Orang yang mengeluarkan zakat dan sedekah dilakukan dengan tidak hanya untuk terlepas dari suatu kewajiban untuk menaatinya, melainkan ditunaikan dengan penuh kesadaran bahwa membayar zakat dan mengeluarkan sedekah tersebut harus memenuhi fungsinya sebagai salah satu sarana kesejahteraan umat manusia. Untuk itu, zakat tersebut harus dikelola dan dimonitor dengan baik demi kesejahteraan bersama. Zakat dan sedekah merupakan bagian dari materi rekonstruksi kewenangan Lembaga Peradilan Agama.

Penegasan pada penjelasan terhadap rekonstruksi materi dan kewenangan Lembaga Peradilan Agama dalam memeriksa, mengadili, dan memutuskan perkara tertentu bukan perkara perdata tertentu adalah menyangkut ekonomi syari'ah. Ekonomi syari’ah merupakan perbuatan atau kegiatan usaha yang dilaksanakan menurut prinsip syari'ah, yang antara lain meliputi:

1) bank syari'ah;

2) lembaga keuangan mikro syari'ah; 3) asuransi syari'ah;

4) reasuransi syari'ah; 5) reksa dana syari'ah;

6) obligasi syari'ah dan surat berharga berjangka menengah syari'ah;

8) pembiayaan syari'ah; 9) pegadaian syari'ah;

10) dana pensiun lembaga keuangan syari'ah; dan

11) bisnis syari'ah; serta dapat memungkinkan pengembangan perkara-perkara tertentu lainnya.

Oleh karena itu, amandemen pertama undang-undang Peradilan Agama ini memberi wewenang kepada Pengadilan Agama untuk sekaligus memutuskan sengketa milik atau keperdataan lain. Pengembangan kewenangan Peradilan Agama tersebut adalah yang terkait dengan objek sengketa yang diatur dalam pasal 49 apabila subjek sengketa antara orang-orang yang beragama Islam.

### Ketentuan Tugas
Jawab pertanyaan tentang bacaan latihan ini:
1. Demi apa zakat harus dikelola dan dimonitor dengan baik?
2. Pasal berapa yang mengatur objek sengketa terkait pengembangan kewenangan Peradilan Agama?
3. Pengembangan kewenangan itu berlaku apabila subjek sengketa antara siapa?
Gunakan hanya isi bacaan latihan.

### Cuplikan Materi

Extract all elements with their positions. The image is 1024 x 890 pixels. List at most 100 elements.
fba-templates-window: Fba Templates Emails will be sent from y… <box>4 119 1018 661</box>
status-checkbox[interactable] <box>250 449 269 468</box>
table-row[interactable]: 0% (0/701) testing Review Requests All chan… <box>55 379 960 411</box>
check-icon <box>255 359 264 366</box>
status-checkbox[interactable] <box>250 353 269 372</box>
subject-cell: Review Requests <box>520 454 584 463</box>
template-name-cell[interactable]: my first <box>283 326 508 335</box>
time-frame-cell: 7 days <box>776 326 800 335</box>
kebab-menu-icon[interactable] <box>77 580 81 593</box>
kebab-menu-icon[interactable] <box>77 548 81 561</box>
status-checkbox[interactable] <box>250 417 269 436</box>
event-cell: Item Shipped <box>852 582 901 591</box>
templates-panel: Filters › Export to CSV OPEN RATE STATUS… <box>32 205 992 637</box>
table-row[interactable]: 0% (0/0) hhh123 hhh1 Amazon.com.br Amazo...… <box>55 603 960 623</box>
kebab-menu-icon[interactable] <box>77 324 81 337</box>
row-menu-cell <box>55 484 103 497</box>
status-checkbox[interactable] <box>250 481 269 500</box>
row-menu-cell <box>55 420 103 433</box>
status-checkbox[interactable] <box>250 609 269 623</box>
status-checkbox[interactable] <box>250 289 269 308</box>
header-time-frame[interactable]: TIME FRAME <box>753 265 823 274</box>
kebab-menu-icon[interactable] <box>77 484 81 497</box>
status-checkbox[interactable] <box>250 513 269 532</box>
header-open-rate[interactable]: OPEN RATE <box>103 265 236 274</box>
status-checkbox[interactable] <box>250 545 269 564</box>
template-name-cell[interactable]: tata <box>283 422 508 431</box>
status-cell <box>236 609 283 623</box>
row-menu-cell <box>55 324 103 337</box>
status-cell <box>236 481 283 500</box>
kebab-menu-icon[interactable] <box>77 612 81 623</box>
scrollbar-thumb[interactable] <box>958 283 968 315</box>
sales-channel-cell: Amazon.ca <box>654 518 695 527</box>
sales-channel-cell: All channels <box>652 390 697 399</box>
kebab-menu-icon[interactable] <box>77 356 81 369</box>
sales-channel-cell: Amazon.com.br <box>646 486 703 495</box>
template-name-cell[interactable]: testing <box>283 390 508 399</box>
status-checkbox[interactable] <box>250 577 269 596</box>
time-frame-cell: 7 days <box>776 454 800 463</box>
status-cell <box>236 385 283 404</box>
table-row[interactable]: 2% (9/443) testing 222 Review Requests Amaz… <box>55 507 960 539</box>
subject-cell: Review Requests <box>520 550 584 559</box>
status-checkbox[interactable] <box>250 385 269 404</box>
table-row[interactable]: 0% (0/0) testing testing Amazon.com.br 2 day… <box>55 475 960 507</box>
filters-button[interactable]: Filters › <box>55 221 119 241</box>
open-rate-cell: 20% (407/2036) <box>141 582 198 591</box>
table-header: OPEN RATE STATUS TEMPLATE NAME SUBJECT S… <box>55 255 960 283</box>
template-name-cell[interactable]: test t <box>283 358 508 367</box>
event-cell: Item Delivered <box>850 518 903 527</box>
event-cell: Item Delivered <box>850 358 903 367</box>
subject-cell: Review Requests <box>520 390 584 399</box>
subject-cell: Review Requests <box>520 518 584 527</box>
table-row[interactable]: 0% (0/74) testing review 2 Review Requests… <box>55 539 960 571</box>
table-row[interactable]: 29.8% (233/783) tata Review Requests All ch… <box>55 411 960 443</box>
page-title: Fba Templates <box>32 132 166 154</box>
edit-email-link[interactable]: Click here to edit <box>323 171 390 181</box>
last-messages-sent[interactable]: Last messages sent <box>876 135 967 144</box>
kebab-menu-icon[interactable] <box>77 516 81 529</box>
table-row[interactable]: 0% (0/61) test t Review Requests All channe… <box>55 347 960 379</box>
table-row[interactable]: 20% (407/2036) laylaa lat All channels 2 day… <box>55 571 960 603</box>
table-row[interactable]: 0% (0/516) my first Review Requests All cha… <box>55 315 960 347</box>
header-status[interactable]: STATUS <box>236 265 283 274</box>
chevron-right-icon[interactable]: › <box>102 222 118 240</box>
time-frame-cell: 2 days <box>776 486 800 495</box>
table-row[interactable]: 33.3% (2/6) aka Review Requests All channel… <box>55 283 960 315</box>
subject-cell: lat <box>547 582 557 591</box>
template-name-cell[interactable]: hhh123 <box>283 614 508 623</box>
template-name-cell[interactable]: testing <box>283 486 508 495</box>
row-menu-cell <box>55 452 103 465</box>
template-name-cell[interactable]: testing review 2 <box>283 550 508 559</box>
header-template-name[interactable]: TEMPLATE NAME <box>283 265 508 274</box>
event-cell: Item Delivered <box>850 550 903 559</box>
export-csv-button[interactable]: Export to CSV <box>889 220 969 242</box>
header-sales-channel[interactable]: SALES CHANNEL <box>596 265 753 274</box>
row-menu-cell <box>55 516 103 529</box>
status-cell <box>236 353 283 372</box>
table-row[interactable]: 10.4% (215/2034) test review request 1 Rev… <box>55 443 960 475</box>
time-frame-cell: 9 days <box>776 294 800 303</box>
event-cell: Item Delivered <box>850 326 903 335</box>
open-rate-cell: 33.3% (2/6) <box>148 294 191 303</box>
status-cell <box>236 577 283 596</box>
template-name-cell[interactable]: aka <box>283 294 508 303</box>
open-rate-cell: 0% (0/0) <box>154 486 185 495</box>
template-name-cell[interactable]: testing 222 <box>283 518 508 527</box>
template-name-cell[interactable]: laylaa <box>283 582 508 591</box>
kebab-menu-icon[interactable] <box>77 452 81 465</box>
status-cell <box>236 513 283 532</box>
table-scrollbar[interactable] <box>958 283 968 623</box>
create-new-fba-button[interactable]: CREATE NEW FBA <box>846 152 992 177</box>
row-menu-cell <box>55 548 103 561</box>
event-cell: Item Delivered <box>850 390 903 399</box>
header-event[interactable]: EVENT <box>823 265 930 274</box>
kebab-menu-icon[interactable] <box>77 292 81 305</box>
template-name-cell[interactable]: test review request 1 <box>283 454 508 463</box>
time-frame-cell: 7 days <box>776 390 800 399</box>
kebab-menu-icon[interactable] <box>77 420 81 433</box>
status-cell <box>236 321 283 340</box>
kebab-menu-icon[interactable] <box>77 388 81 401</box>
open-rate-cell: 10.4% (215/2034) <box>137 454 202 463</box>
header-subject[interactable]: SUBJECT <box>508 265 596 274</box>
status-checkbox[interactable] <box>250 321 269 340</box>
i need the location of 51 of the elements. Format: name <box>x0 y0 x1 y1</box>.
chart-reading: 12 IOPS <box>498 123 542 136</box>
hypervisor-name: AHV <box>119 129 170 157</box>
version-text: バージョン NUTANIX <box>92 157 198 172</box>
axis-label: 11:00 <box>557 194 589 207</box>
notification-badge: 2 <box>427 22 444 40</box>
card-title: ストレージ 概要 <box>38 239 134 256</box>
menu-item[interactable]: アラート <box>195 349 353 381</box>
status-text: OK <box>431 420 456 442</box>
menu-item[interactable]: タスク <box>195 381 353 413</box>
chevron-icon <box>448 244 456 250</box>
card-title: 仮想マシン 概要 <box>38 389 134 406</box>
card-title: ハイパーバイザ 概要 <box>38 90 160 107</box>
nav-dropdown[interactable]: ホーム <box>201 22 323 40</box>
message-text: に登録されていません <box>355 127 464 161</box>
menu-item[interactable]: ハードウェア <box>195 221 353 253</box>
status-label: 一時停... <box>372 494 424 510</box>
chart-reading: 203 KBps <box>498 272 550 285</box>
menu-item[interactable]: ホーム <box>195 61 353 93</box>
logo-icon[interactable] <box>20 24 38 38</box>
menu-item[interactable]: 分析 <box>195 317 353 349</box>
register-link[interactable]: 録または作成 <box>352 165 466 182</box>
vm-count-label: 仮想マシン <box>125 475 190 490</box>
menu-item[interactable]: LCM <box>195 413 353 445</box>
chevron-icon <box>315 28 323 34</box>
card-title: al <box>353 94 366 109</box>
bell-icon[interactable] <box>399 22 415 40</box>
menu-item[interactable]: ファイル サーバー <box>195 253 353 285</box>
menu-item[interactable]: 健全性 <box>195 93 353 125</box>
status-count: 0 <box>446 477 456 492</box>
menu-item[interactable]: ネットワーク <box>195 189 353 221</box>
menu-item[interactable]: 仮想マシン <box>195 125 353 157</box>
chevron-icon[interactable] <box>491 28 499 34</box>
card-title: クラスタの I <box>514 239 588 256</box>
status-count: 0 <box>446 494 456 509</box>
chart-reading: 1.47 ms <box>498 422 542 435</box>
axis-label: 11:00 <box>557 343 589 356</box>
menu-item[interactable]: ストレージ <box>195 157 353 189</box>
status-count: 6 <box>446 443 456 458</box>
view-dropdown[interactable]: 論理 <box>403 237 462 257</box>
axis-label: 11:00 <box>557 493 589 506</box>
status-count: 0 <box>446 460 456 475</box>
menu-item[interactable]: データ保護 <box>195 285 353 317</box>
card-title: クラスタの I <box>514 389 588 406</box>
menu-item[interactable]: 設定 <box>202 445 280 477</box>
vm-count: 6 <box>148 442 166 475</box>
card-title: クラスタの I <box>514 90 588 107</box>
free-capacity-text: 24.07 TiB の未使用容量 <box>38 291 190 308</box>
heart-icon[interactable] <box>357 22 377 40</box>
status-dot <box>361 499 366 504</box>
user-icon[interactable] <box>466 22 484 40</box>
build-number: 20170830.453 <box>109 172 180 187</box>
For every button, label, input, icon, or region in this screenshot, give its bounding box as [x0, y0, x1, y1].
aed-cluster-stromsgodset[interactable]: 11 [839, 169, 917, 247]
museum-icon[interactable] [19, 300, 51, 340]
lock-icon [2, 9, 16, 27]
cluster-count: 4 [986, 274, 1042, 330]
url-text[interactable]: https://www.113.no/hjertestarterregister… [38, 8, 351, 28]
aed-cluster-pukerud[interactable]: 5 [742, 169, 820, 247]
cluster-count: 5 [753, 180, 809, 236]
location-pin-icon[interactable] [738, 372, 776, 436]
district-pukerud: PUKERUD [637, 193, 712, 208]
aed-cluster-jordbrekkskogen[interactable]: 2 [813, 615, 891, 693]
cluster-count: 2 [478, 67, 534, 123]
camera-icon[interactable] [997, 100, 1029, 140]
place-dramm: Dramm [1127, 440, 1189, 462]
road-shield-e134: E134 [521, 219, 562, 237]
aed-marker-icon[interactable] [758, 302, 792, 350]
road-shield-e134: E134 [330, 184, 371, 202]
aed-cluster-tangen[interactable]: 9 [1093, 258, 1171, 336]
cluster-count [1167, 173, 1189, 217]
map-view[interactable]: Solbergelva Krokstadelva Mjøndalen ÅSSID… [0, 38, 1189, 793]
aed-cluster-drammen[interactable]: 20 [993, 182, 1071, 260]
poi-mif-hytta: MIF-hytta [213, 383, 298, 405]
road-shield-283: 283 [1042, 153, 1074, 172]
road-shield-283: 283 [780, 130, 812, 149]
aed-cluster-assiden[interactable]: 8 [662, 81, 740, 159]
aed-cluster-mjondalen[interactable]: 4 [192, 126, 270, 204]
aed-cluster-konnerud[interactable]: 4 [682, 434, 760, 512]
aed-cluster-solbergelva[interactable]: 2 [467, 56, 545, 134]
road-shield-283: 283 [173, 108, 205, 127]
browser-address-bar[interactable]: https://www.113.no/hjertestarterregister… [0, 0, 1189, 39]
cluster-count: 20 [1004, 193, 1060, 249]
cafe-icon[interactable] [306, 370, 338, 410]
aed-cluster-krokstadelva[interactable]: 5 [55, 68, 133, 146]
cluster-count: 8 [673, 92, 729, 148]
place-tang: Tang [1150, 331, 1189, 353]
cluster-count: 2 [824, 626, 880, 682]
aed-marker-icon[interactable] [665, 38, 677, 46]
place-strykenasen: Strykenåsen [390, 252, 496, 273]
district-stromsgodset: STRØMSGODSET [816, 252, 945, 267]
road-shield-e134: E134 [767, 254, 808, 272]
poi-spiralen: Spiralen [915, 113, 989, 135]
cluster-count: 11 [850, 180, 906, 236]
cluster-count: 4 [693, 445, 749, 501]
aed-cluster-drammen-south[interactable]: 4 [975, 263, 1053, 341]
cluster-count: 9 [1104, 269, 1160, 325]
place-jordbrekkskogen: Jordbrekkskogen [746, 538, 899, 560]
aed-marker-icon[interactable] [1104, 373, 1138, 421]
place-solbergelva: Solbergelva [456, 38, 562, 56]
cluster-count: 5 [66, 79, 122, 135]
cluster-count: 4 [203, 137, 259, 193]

### Jawaban Tertulis
1. Demi kesejahteraan bersama.
2. Pasal 49.
3. Antara orang-orang yang beragama Islam.